(What is required) Omit every picture while repeating the entries exactly.

(Source material)
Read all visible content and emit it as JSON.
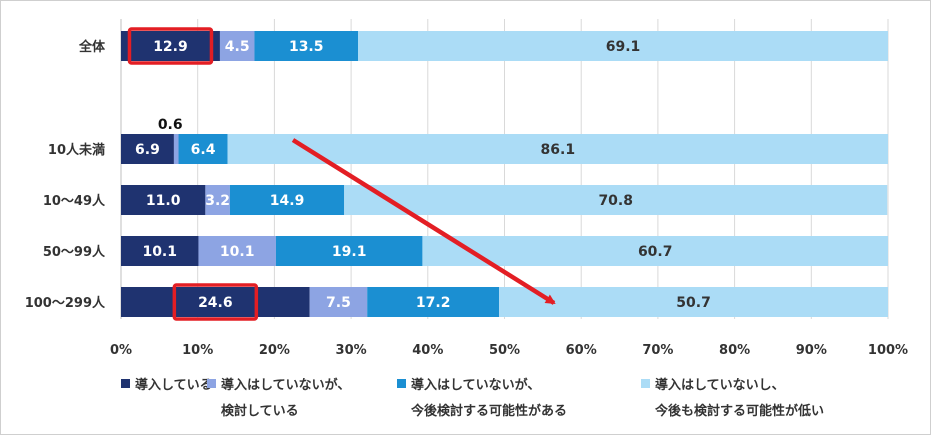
{
  "chart_data": {
    "type": "bar",
    "orientation": "horizontal",
    "stacked": true,
    "categories": [
      "全体",
      "10人未満",
      "10～49人",
      "50～99人",
      "100～299人"
    ],
    "series": [
      {
        "name": "導入している",
        "color": "#1f3370",
        "label_color": "#ffffff",
        "values": [
          12.9,
          6.9,
          11.0,
          10.1,
          24.6
        ]
      },
      {
        "name": "導入はしていないが、検討している",
        "name_lines": [
          "導入はしていないが、",
          "検討している"
        ],
        "color": "#8da4e3",
        "label_color": "#ffffff",
        "values": [
          4.5,
          0.6,
          3.2,
          10.1,
          7.5
        ]
      },
      {
        "name": "導入はしていないが、今後検討する可能性がある",
        "name_lines": [
          "導入はしていないが、",
          "今後検討する可能性がある"
        ],
        "color": "#1b8fd2",
        "label_color": "#ffffff",
        "values": [
          13.5,
          6.4,
          14.9,
          19.1,
          17.2
        ]
      },
      {
        "name": "導入はしていないし、今後も検討する可能性が低い",
        "name_lines": [
          "導入はしていないし、",
          "今後も検討する可能性が低い"
        ],
        "color": "#abdcf6",
        "label_color": "#333333",
        "values": [
          69.1,
          86.1,
          70.8,
          60.7,
          50.7
        ]
      }
    ],
    "value_labels": [
      [
        "12.9",
        "4.5",
        "13.5",
        "69.1"
      ],
      [
        "6.9",
        "0.6",
        "6.4",
        "86.1"
      ],
      [
        "11.0",
        "3.2",
        "14.9",
        "70.8"
      ],
      [
        "10.1",
        "10.1",
        "19.1",
        "60.7"
      ],
      [
        "24.6",
        "7.5",
        "17.2",
        "50.7"
      ]
    ],
    "xlim": [
      0,
      100
    ],
    "x_ticks": [
      "0%",
      "10%",
      "20%",
      "30%",
      "40%",
      "50%",
      "60%",
      "70%",
      "80%",
      "90%",
      "100%"
    ],
    "grid": true,
    "legend_position": "bottom",
    "highlight_boxes": [
      {
        "category": "全体",
        "series": "導入している",
        "color": "#e31e24"
      },
      {
        "category": "100～299人",
        "series": "導入している",
        "color": "#e31e24"
      }
    ],
    "trend_arrow": {
      "from_category": "10人未満",
      "to_category": "100～299人",
      "color": "#e31e24"
    }
  }
}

(Complete answer)
Read all visible content and emit it as JSON.
{
  "chart_data": {
    "type": "bar",
    "orientation": "horizontal",
    "stacked": true,
    "categories": [
      "全体",
      "10人未満",
      "10～49人",
      "50～99人",
      "100～299人"
    ],
    "series": [
      {
        "name": "導入している",
        "color": "#1f3370",
        "label_color": "#ffffff",
        "values": [
          12.9,
          6.9,
          11.0,
          10.1,
          24.6
        ]
      },
      {
        "name": "導入はしていないが、検討している",
        "name_lines": [
          "導入はしていないが、",
          "検討している"
        ],
        "color": "#8da4e3",
        "label_color": "#ffffff",
        "values": [
          4.5,
          0.6,
          3.2,
          10.1,
          7.5
        ]
      },
      {
        "name": "導入はしていないが、今後検討する可能性がある",
        "name_lines": [
          "導入はしていないが、",
          "今後検討する可能性がある"
        ],
        "color": "#1b8fd2",
        "label_color": "#ffffff",
        "values": [
          13.5,
          6.4,
          14.9,
          19.1,
          17.2
        ]
      },
      {
        "name": "導入はしていないし、今後も検討する可能性が低い",
        "name_lines": [
          "導入はしていないし、",
          "今後も検討する可能性が低い"
        ],
        "color": "#abdcf6",
        "label_color": "#333333",
        "values": [
          69.1,
          86.1,
          70.8,
          60.7,
          50.7
        ]
      }
    ],
    "value_labels": [
      [
        "12.9",
        "4.5",
        "13.5",
        "69.1"
      ],
      [
        "6.9",
        "0.6",
        "6.4",
        "86.1"
      ],
      [
        "11.0",
        "3.2",
        "14.9",
        "70.8"
      ],
      [
        "10.1",
        "10.1",
        "19.1",
        "60.7"
      ],
      [
        "24.6",
        "7.5",
        "17.2",
        "50.7"
      ]
    ],
    "xlim": [
      0,
      100
    ],
    "x_ticks": [
      "0%",
      "10%",
      "20%",
      "30%",
      "40%",
      "50%",
      "60%",
      "70%",
      "80%",
      "90%",
      "100%"
    ],
    "grid": true,
    "legend_position": "bottom",
    "highlight_boxes": [
      {
        "category": "全体",
        "series": "導入している",
        "color": "#e31e24"
      },
      {
        "category": "100～299人",
        "series": "導入している",
        "color": "#e31e24"
      }
    ],
    "trend_arrow": {
      "from_category": "10人未満",
      "to_category": "100～299人",
      "color": "#e31e24"
    }
  }
}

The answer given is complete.